> **EXERCISE**: Reproduce all of the data exactly, with no line skipped.

-- BEGIN INPUT ROWS --

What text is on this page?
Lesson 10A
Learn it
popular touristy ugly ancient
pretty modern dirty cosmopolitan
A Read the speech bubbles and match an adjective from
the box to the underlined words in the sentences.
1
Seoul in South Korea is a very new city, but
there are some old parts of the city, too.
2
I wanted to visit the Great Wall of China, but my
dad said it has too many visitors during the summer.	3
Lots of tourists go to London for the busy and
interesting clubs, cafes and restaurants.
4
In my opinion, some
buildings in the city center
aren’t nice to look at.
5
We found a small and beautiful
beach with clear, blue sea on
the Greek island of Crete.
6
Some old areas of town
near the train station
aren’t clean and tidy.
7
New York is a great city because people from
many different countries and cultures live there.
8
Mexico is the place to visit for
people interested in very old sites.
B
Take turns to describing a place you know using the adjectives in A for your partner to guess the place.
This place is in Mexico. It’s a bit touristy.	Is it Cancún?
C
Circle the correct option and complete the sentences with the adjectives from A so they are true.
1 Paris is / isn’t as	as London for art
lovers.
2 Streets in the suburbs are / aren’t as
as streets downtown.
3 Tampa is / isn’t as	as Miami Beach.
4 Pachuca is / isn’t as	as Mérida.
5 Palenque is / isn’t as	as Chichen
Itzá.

-- END INPUT ROWS --

> **EXERCISE OUTPUT**:
What text is on this page?
Lesson 10A
Learn it
popular touristy ugly ancient
pretty modern dirty cosmopolitan
A Read the speech bubbles and match an adjective from
the box to the underlined words in the sentences.
1
Seoul in South Korea is a very new city, but
there are some old parts of the city, too.
2
I wanted to visit the Great Wall of China, but my
dad said it has too many visitors during the summer.	3
Lots of tourists go to London for the busy and
interesting clubs, cafes and restaurants.
4
In my opinion, some
buildings in the city center
aren’t nice to look at.
5
We found a small and beautiful
beach with clear, blue sea on
the Greek island of Crete.
6
Some old areas of town
near the train station
aren’t clean and tidy.
7
New York is a great city because people from
many different countries and cultures live there.
8
Mexico is the place to visit for
people interested in very old sites.
B
Take turns to describing a place you know using the adjectives in A for your partner to guess the place.
This place is in Mexico. It’s a bit touristy.	Is it Cancún?
C
Circle the correct option and complete the sentences with the adjectives from A so they are true.
1 Paris is / isn’t as	as London for art
lovers.
2 Streets in the suburbs are / aren’t as
as streets downtown.
3 Tampa is / isn’t as	as Miami Beach.
4 Pachuca is / isn’t as	as Mérida.
5 Palenque is / isn’t as	as Chichen
Itzá.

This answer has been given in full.